Data entries
|---|
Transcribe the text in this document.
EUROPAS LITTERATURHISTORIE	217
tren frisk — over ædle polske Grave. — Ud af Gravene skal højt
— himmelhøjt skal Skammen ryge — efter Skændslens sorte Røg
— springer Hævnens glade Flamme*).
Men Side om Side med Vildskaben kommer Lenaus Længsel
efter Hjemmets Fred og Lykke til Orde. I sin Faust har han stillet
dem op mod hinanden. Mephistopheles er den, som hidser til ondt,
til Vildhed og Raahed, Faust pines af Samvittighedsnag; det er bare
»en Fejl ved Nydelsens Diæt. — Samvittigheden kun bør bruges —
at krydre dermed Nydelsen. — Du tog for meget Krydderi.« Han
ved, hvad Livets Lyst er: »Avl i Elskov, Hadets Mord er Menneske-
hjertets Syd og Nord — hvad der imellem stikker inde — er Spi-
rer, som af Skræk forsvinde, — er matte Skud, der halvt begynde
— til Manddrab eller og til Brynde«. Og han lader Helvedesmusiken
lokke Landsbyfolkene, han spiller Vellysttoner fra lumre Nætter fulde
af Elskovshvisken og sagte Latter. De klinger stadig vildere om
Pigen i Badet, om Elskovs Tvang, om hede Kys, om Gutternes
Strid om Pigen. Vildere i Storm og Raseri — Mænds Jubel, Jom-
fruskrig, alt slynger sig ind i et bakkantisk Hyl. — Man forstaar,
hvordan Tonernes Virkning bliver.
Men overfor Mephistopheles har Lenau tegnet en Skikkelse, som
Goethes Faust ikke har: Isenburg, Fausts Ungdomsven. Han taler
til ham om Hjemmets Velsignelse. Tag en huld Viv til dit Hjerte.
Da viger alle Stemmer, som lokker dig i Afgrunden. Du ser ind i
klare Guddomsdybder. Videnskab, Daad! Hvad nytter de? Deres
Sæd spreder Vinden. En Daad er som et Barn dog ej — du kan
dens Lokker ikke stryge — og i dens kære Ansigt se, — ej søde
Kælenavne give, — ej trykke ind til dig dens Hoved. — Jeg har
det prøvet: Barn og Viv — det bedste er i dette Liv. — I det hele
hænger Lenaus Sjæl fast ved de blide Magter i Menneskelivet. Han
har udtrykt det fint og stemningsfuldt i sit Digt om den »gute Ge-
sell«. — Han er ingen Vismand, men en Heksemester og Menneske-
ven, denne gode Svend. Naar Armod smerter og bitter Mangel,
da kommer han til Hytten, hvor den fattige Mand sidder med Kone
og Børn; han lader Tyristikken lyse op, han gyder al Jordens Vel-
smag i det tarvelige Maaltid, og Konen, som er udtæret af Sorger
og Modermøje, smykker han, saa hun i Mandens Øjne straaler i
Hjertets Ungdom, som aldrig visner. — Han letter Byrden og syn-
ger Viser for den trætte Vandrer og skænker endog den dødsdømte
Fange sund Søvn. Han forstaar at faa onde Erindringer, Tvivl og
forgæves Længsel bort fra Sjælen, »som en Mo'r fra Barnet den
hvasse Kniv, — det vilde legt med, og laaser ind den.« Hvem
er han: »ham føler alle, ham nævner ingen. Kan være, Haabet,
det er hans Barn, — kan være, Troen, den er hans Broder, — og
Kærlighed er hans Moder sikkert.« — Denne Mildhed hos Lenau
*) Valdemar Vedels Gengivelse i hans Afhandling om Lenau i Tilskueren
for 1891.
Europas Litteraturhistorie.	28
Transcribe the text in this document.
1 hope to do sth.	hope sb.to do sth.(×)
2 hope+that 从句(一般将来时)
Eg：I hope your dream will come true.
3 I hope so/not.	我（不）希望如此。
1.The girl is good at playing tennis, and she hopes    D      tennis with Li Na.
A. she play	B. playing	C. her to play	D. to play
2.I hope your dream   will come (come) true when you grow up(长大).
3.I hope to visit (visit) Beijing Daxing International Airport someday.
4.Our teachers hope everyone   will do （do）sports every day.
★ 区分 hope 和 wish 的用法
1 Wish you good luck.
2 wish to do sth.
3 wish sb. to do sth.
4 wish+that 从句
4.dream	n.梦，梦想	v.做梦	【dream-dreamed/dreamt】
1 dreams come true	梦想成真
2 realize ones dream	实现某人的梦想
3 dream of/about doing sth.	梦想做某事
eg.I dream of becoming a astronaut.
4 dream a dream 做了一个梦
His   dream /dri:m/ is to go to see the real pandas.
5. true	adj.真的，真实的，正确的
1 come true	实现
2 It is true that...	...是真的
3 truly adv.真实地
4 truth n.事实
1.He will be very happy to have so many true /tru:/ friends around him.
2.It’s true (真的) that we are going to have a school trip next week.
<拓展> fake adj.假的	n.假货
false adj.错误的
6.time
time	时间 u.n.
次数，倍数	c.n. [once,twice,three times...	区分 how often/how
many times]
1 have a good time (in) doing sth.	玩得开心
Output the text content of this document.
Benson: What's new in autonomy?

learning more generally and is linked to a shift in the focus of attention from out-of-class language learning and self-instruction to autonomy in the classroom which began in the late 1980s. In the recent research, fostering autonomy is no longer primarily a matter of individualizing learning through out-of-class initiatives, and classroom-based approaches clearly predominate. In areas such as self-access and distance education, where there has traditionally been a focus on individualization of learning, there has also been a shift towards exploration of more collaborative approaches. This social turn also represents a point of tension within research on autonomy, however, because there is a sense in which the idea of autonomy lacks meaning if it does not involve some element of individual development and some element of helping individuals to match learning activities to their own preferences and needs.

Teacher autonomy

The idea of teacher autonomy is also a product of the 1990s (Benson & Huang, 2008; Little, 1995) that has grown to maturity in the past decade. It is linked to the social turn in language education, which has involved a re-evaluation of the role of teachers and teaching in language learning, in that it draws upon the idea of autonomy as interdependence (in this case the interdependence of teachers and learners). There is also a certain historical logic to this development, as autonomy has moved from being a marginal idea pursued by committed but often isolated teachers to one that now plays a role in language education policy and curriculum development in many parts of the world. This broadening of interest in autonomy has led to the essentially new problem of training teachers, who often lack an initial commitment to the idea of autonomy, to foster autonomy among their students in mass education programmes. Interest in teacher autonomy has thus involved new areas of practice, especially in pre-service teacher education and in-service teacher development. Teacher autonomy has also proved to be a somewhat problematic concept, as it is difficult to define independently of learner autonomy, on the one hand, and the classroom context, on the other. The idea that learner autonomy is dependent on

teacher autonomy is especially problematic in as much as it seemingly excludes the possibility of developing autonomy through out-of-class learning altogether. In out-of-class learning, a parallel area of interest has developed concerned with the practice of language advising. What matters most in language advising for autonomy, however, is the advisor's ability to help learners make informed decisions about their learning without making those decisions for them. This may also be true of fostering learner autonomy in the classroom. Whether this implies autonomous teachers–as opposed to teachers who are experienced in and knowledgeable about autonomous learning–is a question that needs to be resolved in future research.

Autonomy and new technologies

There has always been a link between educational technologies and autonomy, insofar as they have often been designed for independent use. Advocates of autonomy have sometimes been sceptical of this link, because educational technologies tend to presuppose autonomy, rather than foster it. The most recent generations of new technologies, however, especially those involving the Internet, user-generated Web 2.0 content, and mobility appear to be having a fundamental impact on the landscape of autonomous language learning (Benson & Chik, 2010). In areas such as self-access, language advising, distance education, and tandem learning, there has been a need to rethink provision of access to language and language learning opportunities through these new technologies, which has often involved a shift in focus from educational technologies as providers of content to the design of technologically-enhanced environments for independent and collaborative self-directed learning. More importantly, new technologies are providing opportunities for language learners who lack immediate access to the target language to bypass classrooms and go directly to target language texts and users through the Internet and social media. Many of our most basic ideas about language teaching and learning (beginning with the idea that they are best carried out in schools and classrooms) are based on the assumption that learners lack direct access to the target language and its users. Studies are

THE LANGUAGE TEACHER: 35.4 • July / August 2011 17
|---|
PROMPT: Extract the whole listing, character for character.

WORKED SOLUTION:
Transcribe the text in this document.
EUROPAS LITTERATURHISTORIE	217
tren frisk — over ædle polske Grave. — Ud af Gravene skal højt
— himmelhøjt skal Skammen ryge — efter Skændslens sorte Røg
— springer Hævnens glade Flamme*).
Men Side om Side med Vildskaben kommer Lenaus Længsel
efter Hjemmets Fred og Lykke til Orde. I sin Faust har han stillet
dem op mod hinanden. Mephistopheles er den, som hidser til ondt,
til Vildhed og Raahed, Faust pines af Samvittighedsnag; det er bare
»en Fejl ved Nydelsens Diæt. — Samvittigheden kun bør bruges —
at krydre dermed Nydelsen. — Du tog for meget Krydderi.« Han
ved, hvad Livets Lyst er: »Avl i Elskov, Hadets Mord er Menneske-
hjertets Syd og Nord — hvad der imellem stikker inde — er Spi-
rer, som af Skræk forsvinde, — er matte Skud, der halvt begynde
— til Manddrab eller og til Brynde«. Og han lader Helvedesmusiken
lokke Landsbyfolkene, han spiller Vellysttoner fra lumre Nætter fulde
af Elskovshvisken og sagte Latter. De klinger stadig vildere om
Pigen i Badet, om Elskovs Tvang, om hede Kys, om Gutternes
Strid om Pigen. Vildere i Storm og Raseri — Mænds Jubel, Jom-
fruskrig, alt slynger sig ind i et bakkantisk Hyl. — Man forstaar,
hvordan Tonernes Virkning bliver.
Men overfor Mephistopheles har Lenau tegnet en Skikkelse, som
Goethes Faust ikke har: Isenburg, Fausts Ungdomsven. Han taler
til ham om Hjemmets Velsignelse. Tag en huld Viv til dit Hjerte.
Da viger alle Stemmer, som lokker dig i Afgrunden. Du ser ind i
klare Guddomsdybder. Videnskab, Daad! Hvad nytter de? Deres
Sæd spreder Vinden. En Daad er som et Barn dog ej — du kan
dens Lokker ikke stryge — og i dens kære Ansigt se, — ej søde
Kælenavne give, — ej trykke ind til dig dens Hoved. — Jeg har
det prøvet: Barn og Viv — det bedste er i dette Liv. — I det hele
hænger Lenaus Sjæl fast ved de blide Magter i Menneskelivet. Han
har udtrykt det fint og stemningsfuldt i sit Digt om den »gute Ge-
sell«. — Han er ingen Vismand, men en Heksemester og Menneske-
ven, denne gode Svend. Naar Armod smerter og bitter Mangel,
da kommer han til Hytten, hvor den fattige Mand sidder med Kone
og Børn; han lader Tyristikken lyse op, han gyder al Jordens Vel-
smag i det tarvelige Maaltid, og Konen, som er udtæret af Sorger
og Modermøje, smykker han, saa hun i Mandens Øjne straaler i
Hjertets Ungdom, som aldrig visner. — Han letter Byrden og syn-
ger Viser for den trætte Vandrer og skænker endog den dødsdømte
Fange sund Søvn. Han forstaar at faa onde Erindringer, Tvivl og
forgæves Længsel bort fra Sjælen, »som en Mo'r fra Barnet den
hvasse Kniv, — det vilde legt med, og laaser ind den.« Hvem
er han: »ham føler alle, ham nævner ingen. Kan være, Haabet,
det er hans Barn, — kan være, Troen, den er hans Broder, — og
Kærlighed er hans Moder sikkert.« — Denne Mildhed hos Lenau
*) Valdemar Vedels Gengivelse i hans Afhandling om Lenau i Tilskueren
for 1891.
Europas Litteraturhistorie.	28
Transcribe the text in this document.
1 hope to do sth.	hope sb.to do sth.(×)
2 hope+that 从句(一般将来时)
Eg：I hope your dream will come true.
3 I hope so/not.	我（不）希望如此。
1.The girl is good at playing tennis, and she hopes    D      tennis with Li Na.
A. she play	B. playing	C. her to play	D. to play
2.I hope your dream   will come (come) true when you grow up(长大).
3.I hope to visit (visit) Beijing Daxing International Airport someday.
4.Our teachers hope everyone   will do （do）sports every day.
★ 区分 hope 和 wish 的用法
1 Wish you good luck.
2 wish to do sth.
3 wish sb. to do sth.
4 wish+that 从句
4.dream	n.梦，梦想	v.做梦	【dream-dreamed/dreamt】
1 dreams come true	梦想成真
2 realize ones dream	实现某人的梦想
3 dream of/about doing sth.	梦想做某事
eg.I dream of becoming a astronaut.
4 dream a dream 做了一个梦
His   dream /dri:m/ is to go to see the real pandas.
5. true	adj.真的，真实的，正确的
1 come true	实现
2 It is true that...	...是真的
3 truly adv.真实地
4 truth n.事实
1.He will be very happy to have so many true /tru:/ friends around him.
2.It’s true (真的) that we are going to have a school trip next week.
<拓展> fake adj.假的	n.假货
false adj.错误的
6.time
time	时间 u.n.
次数，倍数	c.n. [once,twice,three times...	区分 how often/how
many times]
1 have a good time (in) doing sth.	玩得开心
Output the text content of this document.
Benson: What's new in autonomy?

learning more generally and is linked to a shift in the focus of attention from out-of-class language learning and self-instruction to autonomy in the classroom which began in the late 1980s. In the recent research, fostering autonomy is no longer primarily a matter of individualizing learning through out-of-class initiatives, and classroom-based approaches clearly predominate. In areas such as self-access and distance education, where there has traditionally been a focus on individualization of learning, there has also been a shift towards exploration of more collaborative approaches. This social turn also represents a point of tension within research on autonomy, however, because there is a sense in which the idea of autonomy lacks meaning if it does not involve some element of individual development and some element of helping individuals to match learning activities to their own preferences and needs.

Teacher autonomy

The idea of teacher autonomy is also a product of the 1990s (Benson & Huang, 2008; Little, 1995) that has grown to maturity in the past decade. It is linked to the social turn in language education, which has involved a re-evaluation of the role of teachers and teaching in language learning, in that it draws upon the idea of autonomy as interdependence (in this case the interdependence of teachers and learners). There is also a certain historical logic to this development, as autonomy has moved from being a marginal idea pursued by committed but often isolated teachers to one that now plays a role in language education policy and curriculum development in many parts of the world. This broadening of interest in autonomy has led to the essentially new problem of training teachers, who often lack an initial commitment to the idea of autonomy, to foster autonomy among their students in mass education programmes. Interest in teacher autonomy has thus involved new areas of practice, especially in pre-service teacher education and in-service teacher development. Teacher autonomy has also proved to be a somewhat problematic concept, as it is difficult to define independently of learner autonomy, on the one hand, and the classroom context, on the other. The idea that learner autonomy is dependent on

teacher autonomy is especially problematic in as much as it seemingly excludes the possibility of developing autonomy through out-of-class learning altogether. In out-of-class learning, a parallel area of interest has developed concerned with the practice of language advising. What matters most in language advising for autonomy, however, is the advisor's ability to help learners make informed decisions about their learning without making those decisions for them. This may also be true of fostering learner autonomy in the classroom. Whether this implies autonomous teachers–as opposed to teachers who are experienced in and knowledgeable about autonomous learning–is a question that needs to be resolved in future research.

Autonomy and new technologies

There has always been a link between educational technologies and autonomy, insofar as they have often been designed for independent use. Advocates of autonomy have sometimes been sceptical of this link, because educational technologies tend to presuppose autonomy, rather than foster it. The most recent generations of new technologies, however, especially those involving the Internet, user-generated Web 2.0 content, and mobility appear to be having a fundamental impact on the landscape of autonomous language learning (Benson & Chik, 2010). In areas such as self-access, language advising, distance education, and tandem learning, there has been a need to rethink provision of access to language and language learning opportunities through these new technologies, which has often involved a shift in focus from educational technologies as providers of content to the design of technologically-enhanced environments for independent and collaborative self-directed learning. More importantly, new technologies are providing opportunities for language learners who lack immediate access to the target language to bypass classrooms and go directly to target language texts and users through the Internet and social media. Many of our most basic ideas about language teaching and learning (beginning with the idea that they are best carried out in schools and classrooms) are based on the assumption that learners lack direct access to the target language and its users. Studies are

THE LANGUAGE TEACHER: 35.4 • July / August 2011 17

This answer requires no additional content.